■ **TASK DATA**
........

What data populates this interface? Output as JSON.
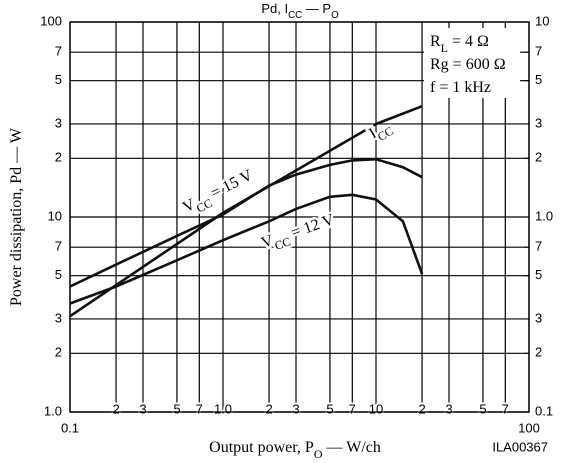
{
  "chart_data": {
    "type": "line",
    "title": [
      {
        "text": "Pd, I"
      },
      {
        "text": "CC",
        "sub": true
      },
      {
        "text": " — P"
      },
      {
        "text": "O",
        "sub": true
      }
    ],
    "x_label": [
      {
        "text": "Output power, P"
      },
      {
        "text": "O",
        "sub": true
      },
      {
        "text": " — W/ch"
      }
    ],
    "y_label": [
      {
        "text": "Power dissipation, Pd — W"
      }
    ],
    "figure_code": "ILA00367",
    "conditions": [
      [
        {
          "text": "R"
        },
        {
          "text": "L",
          "sub": true
        },
        {
          "text": " = 4 Ω"
        }
      ],
      [
        {
          "text": "Rg = 600 Ω"
        }
      ],
      [
        {
          "text": "f = 1 kHz"
        }
      ]
    ],
    "log_x": true,
    "log_y": true,
    "grid": true,
    "color": "#111111",
    "xlim": [
      0.1,
      100
    ],
    "xticks": [
      0.1,
      {
        "value": 0.2,
        "label": "2"
      },
      {
        "value": 0.3,
        "label": "3"
      },
      {
        "value": 0.5,
        "label": "5"
      },
      {
        "value": 0.7,
        "label": "7"
      },
      {
        "value": 1,
        "label": "1.0"
      },
      2,
      3,
      5,
      7,
      10,
      {
        "value": 20,
        "label": "2"
      },
      {
        "value": 30,
        "label": "3"
      },
      {
        "value": 50,
        "label": "5"
      },
      {
        "value": 70,
        "label": "7"
      },
      100
    ],
    "ylim": [
      1,
      100
    ],
    "yticks": [
      {
        "value": 1,
        "label": "1.0"
      },
      2,
      3,
      5,
      7,
      10,
      {
        "value": 20,
        "label": "2"
      },
      {
        "value": 30,
        "label": "3"
      },
      {
        "value": 50,
        "label": "5"
      },
      {
        "value": 70,
        "label": "7"
      },
      100
    ],
    "y2lim": [
      0.1,
      10
    ],
    "y2ticks": [
      0.1,
      {
        "value": 0.2,
        "label": "2"
      },
      {
        "value": 0.3,
        "label": "3"
      },
      {
        "value": 0.5,
        "label": "5"
      },
      {
        "value": 0.7,
        "label": "7"
      },
      {
        "value": 1,
        "label": "1.0"
      },
      2,
      3,
      5,
      7,
      10
    ],
    "series": [
      {
        "label": [
          {
            "text": "I"
          },
          {
            "text": "CC",
            "sub": true
          }
        ],
        "axis": "y2",
        "x": [
          0.1,
          1,
          10,
          20
        ],
        "values": [
          0.31,
          1.05,
          3.0,
          3.7
        ]
      },
      {
        "label": [
          {
            "text": "V"
          },
          {
            "text": "CC",
            "sub": true
          },
          {
            "text": " = 15 V"
          }
        ],
        "x": [
          0.1,
          0.2,
          0.5,
          1,
          2,
          3,
          5,
          7,
          10,
          15,
          20
        ],
        "values": [
          4.4,
          5.7,
          8.0,
          10.3,
          14.5,
          16.5,
          18.5,
          19.5,
          19.8,
          18,
          16
        ]
      },
      {
        "label": [
          {
            "text": "V"
          },
          {
            "text": "CC",
            "sub": true
          },
          {
            "text": " = 12 V"
          }
        ],
        "x": [
          0.1,
          0.2,
          0.5,
          1,
          2,
          3,
          5,
          7,
          10,
          15,
          20
        ],
        "values": [
          3.6,
          4.4,
          6.0,
          7.6,
          9.5,
          11,
          12.7,
          13,
          12.3,
          9.5,
          5.1
        ]
      }
    ]
  }
}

........

■ **SHORT TASK**
Retype the records exactly. Any image in them should not appear in what you write.

■ **FINISHED TASK**
What data populates this interface? Output as JSON.
{
  "chart_data": {
    "type": "line",
    "title": [
      {
        "text": "Pd, I"
      },
      {
        "text": "CC",
        "sub": true
      },
      {
        "text": " — P"
      },
      {
        "text": "O",
        "sub": true
      }
    ],
    "x_label": [
      {
        "text": "Output power, P"
      },
      {
        "text": "O",
        "sub": true
      },
      {
        "text": " — W/ch"
      }
    ],
    "y_label": [
      {
        "text": "Power dissipation, Pd — W"
      }
    ],
    "figure_code": "ILA00367",
    "conditions": [
      [
        {
          "text": "R"
        },
        {
          "text": "L",
          "sub": true
        },
        {
          "text": " = 4 Ω"
        }
      ],
      [
        {
          "text": "Rg = 600 Ω"
        }
      ],
      [
        {
          "text": "f = 1 kHz"
        }
      ]
    ],
    "log_x": true,
    "log_y": true,
    "grid": true,
    "color": "#111111",
    "xlim": [
      0.1,
      100
    ],
    "xticks": [
      0.1,
      {
        "value": 0.2,
        "label": "2"
      },
      {
        "value": 0.3,
        "label": "3"
      },
      {
        "value": 0.5,
        "label": "5"
      },
      {
        "value": 0.7,
        "label": "7"
      },
      {
        "value": 1,
        "label": "1.0"
      },
      2,
      3,
      5,
      7,
      10,
      {
        "value": 20,
        "label": "2"
      },
      {
        "value": 30,
        "label": "3"
      },
      {
        "value": 50,
        "label": "5"
      },
      {
        "value": 70,
        "label": "7"
      },
      100
    ],
    "ylim": [
      1,
      100
    ],
    "yticks": [
      {
        "value": 1,
        "label": "1.0"
      },
      2,
      3,
      5,
      7,
      10,
      {
        "value": 20,
        "label": "2"
      },
      {
        "value": 30,
        "label": "3"
      },
      {
        "value": 50,
        "label": "5"
      },
      {
        "value": 70,
        "label": "7"
      },
      100
    ],
    "y2lim": [
      0.1,
      10
    ],
    "y2ticks": [
      0.1,
      {
        "value": 0.2,
        "label": "2"
      },
      {
        "value": 0.3,
        "label": "3"
      },
      {
        "value": 0.5,
        "label": "5"
      },
      {
        "value": 0.7,
        "label": "7"
      },
      {
        "value": 1,
        "label": "1.0"
      },
      2,
      3,
      5,
      7,
      10
    ],
    "series": [
      {
        "label": [
          {
            "text": "I"
          },
          {
            "text": "CC",
            "sub": true
          }
        ],
        "axis": "y2",
        "x": [
          0.1,
          1,
          10,
          20
        ],
        "values": [
          0.31,
          1.05,
          3.0,
          3.7
        ]
      },
      {
        "label": [
          {
            "text": "V"
          },
          {
            "text": "CC",
            "sub": true
          },
          {
            "text": " = 15 V"
          }
        ],
        "x": [
          0.1,
          0.2,
          0.5,
          1,
          2,
          3,
          5,
          7,
          10,
          15,
          20
        ],
        "values": [
          4.4,
          5.7,
          8.0,
          10.3,
          14.5,
          16.5,
          18.5,
          19.5,
          19.8,
          18,
          16
        ]
      },
      {
        "label": [
          {
            "text": "V"
          },
          {
            "text": "CC",
            "sub": true
          },
          {
            "text": " = 12 V"
          }
        ],
        "x": [
          0.1,
          0.2,
          0.5,
          1,
          2,
          3,
          5,
          7,
          10,
          15,
          20
        ],
        "values": [
          3.6,
          4.4,
          6.0,
          7.6,
          9.5,
          11,
          12.7,
          13,
          12.3,
          9.5,
          5.1
        ]
      }
    ]
  }
}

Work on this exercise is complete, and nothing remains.